▸ **WRITTEN TASK**
Copy out the records in full, word for word, without pictures.

(Figure dataset records)
● ● ●
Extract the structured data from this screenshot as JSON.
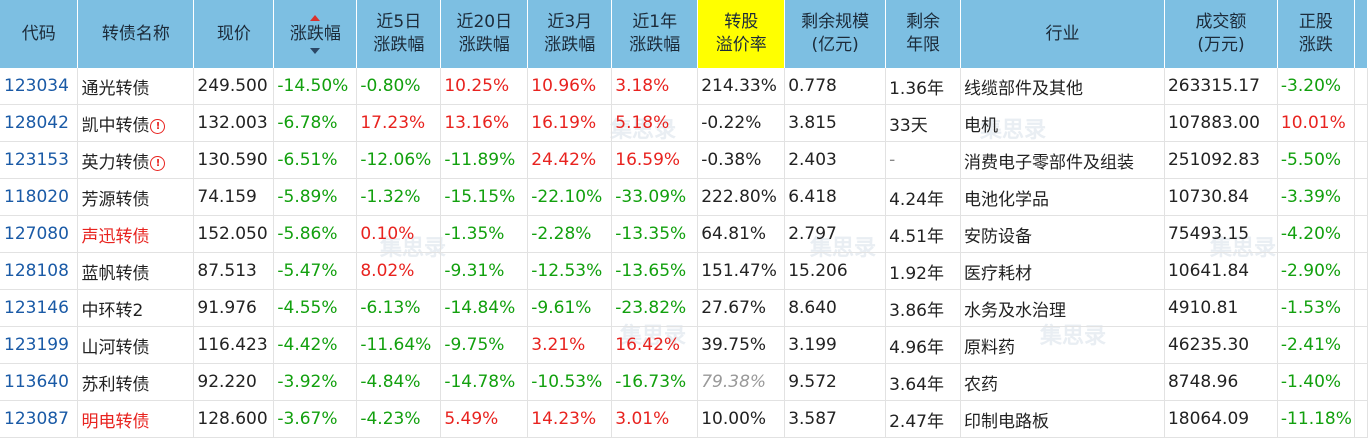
{
  "headers": {
    "code": "代码",
    "name": "转债名称",
    "price": "现价",
    "change": "涨跌幅",
    "chg5d_l1": "近5日",
    "chg5d_l2": "涨跌幅",
    "chg20d_l1": "近20日",
    "chg20d_l2": "涨跌幅",
    "chg3m_l1": "近3月",
    "chg3m_l2": "涨跌幅",
    "chg1y_l1": "近1年",
    "chg1y_l2": "涨跌幅",
    "premium_l1": "转股",
    "premium_l2": "溢价率",
    "scale_l1": "剩余规模",
    "scale_l2": "(亿元)",
    "term_l1": "剩余",
    "term_l2": "年限",
    "industry": "行业",
    "volume_l1": "成交额",
    "volume_l2": "(万元)",
    "stock_l1": "正股",
    "stock_l2": "涨跌"
  },
  "watermark": "集思录",
  "rows": [
    {
      "code": "123034",
      "name": "通光转债",
      "price": "249.500",
      "change": "-14.50%",
      "chg5d": "-0.80%",
      "chg20d": "10.25%",
      "chg3m": "10.96%",
      "chg1y": "3.18%",
      "premium": "214.33%",
      "scale": "0.778",
      "term": "1.36年",
      "industry": "线缆部件及其他",
      "volume": "263315.17",
      "stock": "-3.20%"
    },
    {
      "code": "128042",
      "name": "凯中转债",
      "warn": "!",
      "price": "132.003",
      "change": "-6.78%",
      "chg5d": "17.23%",
      "chg20d": "13.16%",
      "chg3m": "16.19%",
      "chg1y": "5.18%",
      "premium": "-0.22%",
      "scale": "3.815",
      "term": "33天",
      "industry": "电机",
      "volume": "107883.00",
      "stock": "10.01%"
    },
    {
      "code": "123153",
      "name": "英力转债",
      "warn": "!",
      "price": "130.590",
      "change": "-6.51%",
      "chg5d": "-12.06%",
      "chg20d": "-11.89%",
      "chg3m": "24.42%",
      "chg1y": "16.59%",
      "premium": "-0.38%",
      "scale": "2.403",
      "term": "-",
      "industry": "消费电子零部件及组装",
      "volume": "251092.83",
      "stock": "-5.50%"
    },
    {
      "code": "118020",
      "name": "芳源转债",
      "price": "74.159",
      "change": "-5.89%",
      "chg5d": "-1.32%",
      "chg20d": "-15.15%",
      "chg3m": "-22.10%",
      "chg1y": "-33.09%",
      "premium": "222.80%",
      "scale": "6.418",
      "term": "4.24年",
      "industry": "电池化学品",
      "volume": "10730.84",
      "stock": "-3.39%"
    },
    {
      "code": "127080",
      "name": "声迅转债",
      "price": "152.050",
      "change": "-5.86%",
      "chg5d": "0.10%",
      "chg20d": "-1.35%",
      "chg3m": "-2.28%",
      "chg1y": "-13.35%",
      "premium": "64.81%",
      "scale": "2.797",
      "term": "4.51年",
      "industry": "安防设备",
      "volume": "75493.15",
      "stock": "-4.20%"
    },
    {
      "code": "128108",
      "name": "蓝帆转债",
      "price": "87.513",
      "change": "-5.47%",
      "chg5d": "8.02%",
      "chg20d": "-9.31%",
      "chg3m": "-12.53%",
      "chg1y": "-13.65%",
      "premium": "151.47%",
      "scale": "15.206",
      "term": "1.92年",
      "industry": "医疗耗材",
      "volume": "10641.84",
      "stock": "-2.90%"
    },
    {
      "code": "123146",
      "name": "中环转2",
      "price": "91.976",
      "change": "-4.55%",
      "chg5d": "-6.13%",
      "chg20d": "-14.84%",
      "chg3m": "-9.61%",
      "chg1y": "-23.82%",
      "premium": "27.67%",
      "scale": "8.640",
      "term": "3.86年",
      "industry": "水务及水治理",
      "volume": "4910.81",
      "stock": "-1.53%"
    },
    {
      "code": "123199",
      "name": "山河转债",
      "price": "116.423",
      "change": "-4.42%",
      "chg5d": "-11.64%",
      "chg20d": "-9.75%",
      "chg3m": "3.21%",
      "chg1y": "16.42%",
      "premium": "39.75%",
      "scale": "3.199",
      "term": "4.96年",
      "industry": "原料药",
      "volume": "46235.30",
      "stock": "-2.41%"
    },
    {
      "code": "113640",
      "name": "苏利转债",
      "price": "92.220",
      "change": "-3.92%",
      "chg5d": "-4.84%",
      "chg20d": "-14.78%",
      "chg3m": "-10.53%",
      "chg1y": "-16.73%",
      "premium": "79.38%",
      "scale": "9.572",
      "term": "3.64年",
      "industry": "农药",
      "volume": "8748.96",
      "stock": "-1.40%"
    },
    {
      "code": "123087",
      "name": "明电转债",
      "price": "128.600",
      "change": "-3.67%",
      "chg5d": "-4.23%",
      "chg20d": "5.49%",
      "chg3m": "14.23%",
      "chg1y": "3.01%",
      "premium": "10.00%",
      "scale": "3.587",
      "term": "2.47年",
      "industry": "印制电路板",
      "volume": "18064.09",
      "stock": "-11.18%"
    }
  ]
}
● ● ●
▸ **ANSWER TO THIS TASK**
Extract the structured data from this screenshot as JSON.
{
  "headers": {
    "code": "代码",
    "name": "转债名称",
    "price": "现价",
    "change": "涨跌幅",
    "chg5d_l1": "近5日",
    "chg5d_l2": "涨跌幅",
    "chg20d_l1": "近20日",
    "chg20d_l2": "涨跌幅",
    "chg3m_l1": "近3月",
    "chg3m_l2": "涨跌幅",
    "chg1y_l1": "近1年",
    "chg1y_l2": "涨跌幅",
    "premium_l1": "转股",
    "premium_l2": "溢价率",
    "scale_l1": "剩余规模",
    "scale_l2": "(亿元)",
    "term_l1": "剩余",
    "term_l2": "年限",
    "industry": "行业",
    "volume_l1": "成交额",
    "volume_l2": "(万元)",
    "stock_l1": "正股",
    "stock_l2": "涨跌"
  },
  "watermark": "集思录",
  "rows": [
    {
      "code": "123034",
      "name": "通光转债",
      "price": "249.500",
      "change": "-14.50%",
      "chg5d": "-0.80%",
      "chg20d": "10.25%",
      "chg3m": "10.96%",
      "chg1y": "3.18%",
      "premium": "214.33%",
      "scale": "0.778",
      "term": "1.36年",
      "industry": "线缆部件及其他",
      "volume": "263315.17",
      "stock": "-3.20%"
    },
    {
      "code": "128042",
      "name": "凯中转债",
      "warn": "!",
      "price": "132.003",
      "change": "-6.78%",
      "chg5d": "17.23%",
      "chg20d": "13.16%",
      "chg3m": "16.19%",
      "chg1y": "5.18%",
      "premium": "-0.22%",
      "scale": "3.815",
      "term": "33天",
      "industry": "电机",
      "volume": "107883.00",
      "stock": "10.01%"
    },
    {
      "code": "123153",
      "name": "英力转债",
      "warn": "!",
      "price": "130.590",
      "change": "-6.51%",
      "chg5d": "-12.06%",
      "chg20d": "-11.89%",
      "chg3m": "24.42%",
      "chg1y": "16.59%",
      "premium": "-0.38%",
      "scale": "2.403",
      "term": "-",
      "industry": "消费电子零部件及组装",
      "volume": "251092.83",
      "stock": "-5.50%"
    },
    {
      "code": "118020",
      "name": "芳源转债",
      "price": "74.159",
      "change": "-5.89%",
      "chg5d": "-1.32%",
      "chg20d": "-15.15%",
      "chg3m": "-22.10%",
      "chg1y": "-33.09%",
      "premium": "222.80%",
      "scale": "6.418",
      "term": "4.24年",
      "industry": "电池化学品",
      "volume": "10730.84",
      "stock": "-3.39%"
    },
    {
      "code": "127080",
      "name": "声迅转债",
      "price": "152.050",
      "change": "-5.86%",
      "chg5d": "0.10%",
      "chg20d": "-1.35%",
      "chg3m": "-2.28%",
      "chg1y": "-13.35%",
      "premium": "64.81%",
      "scale": "2.797",
      "term": "4.51年",
      "industry": "安防设备",
      "volume": "75493.15",
      "stock": "-4.20%"
    },
    {
      "code": "128108",
      "name": "蓝帆转债",
      "price": "87.513",
      "change": "-5.47%",
      "chg5d": "8.02%",
      "chg20d": "-9.31%",
      "chg3m": "-12.53%",
      "chg1y": "-13.65%",
      "premium": "151.47%",
      "scale": "15.206",
      "term": "1.92年",
      "industry": "医疗耗材",
      "volume": "10641.84",
      "stock": "-2.90%"
    },
    {
      "code": "123146",
      "name": "中环转2",
      "price": "91.976",
      "change": "-4.55%",
      "chg5d": "-6.13%",
      "chg20d": "-14.84%",
      "chg3m": "-9.61%",
      "chg1y": "-23.82%",
      "premium": "27.67%",
      "scale": "8.640",
      "term": "3.86年",
      "industry": "水务及水治理",
      "volume": "4910.81",
      "stock": "-1.53%"
    },
    {
      "code": "123199",
      "name": "山河转债",
      "price": "116.423",
      "change": "-4.42%",
      "chg5d": "-11.64%",
      "chg20d": "-9.75%",
      "chg3m": "3.21%",
      "chg1y": "16.42%",
      "premium": "39.75%",
      "scale": "3.199",
      "term": "4.96年",
      "industry": "原料药",
      "volume": "46235.30",
      "stock": "-2.41%"
    },
    {
      "code": "113640",
      "name": "苏利转债",
      "price": "92.220",
      "change": "-3.92%",
      "chg5d": "-4.84%",
      "chg20d": "-14.78%",
      "chg3m": "-10.53%",
      "chg1y": "-16.73%",
      "premium": "79.38%",
      "scale": "9.572",
      "term": "3.64年",
      "industry": "农药",
      "volume": "8748.96",
      "stock": "-1.40%"
    },
    {
      "code": "123087",
      "name": "明电转债",
      "price": "128.600",
      "change": "-3.67%",
      "chg5d": "-4.23%",
      "chg20d": "5.49%",
      "chg3m": "14.23%",
      "chg1y": "3.01%",
      "premium": "10.00%",
      "scale": "3.587",
      "term": "2.47年",
      "industry": "印制电路板",
      "volume": "18064.09",
      "stock": "-11.18%"
    }
  ]
}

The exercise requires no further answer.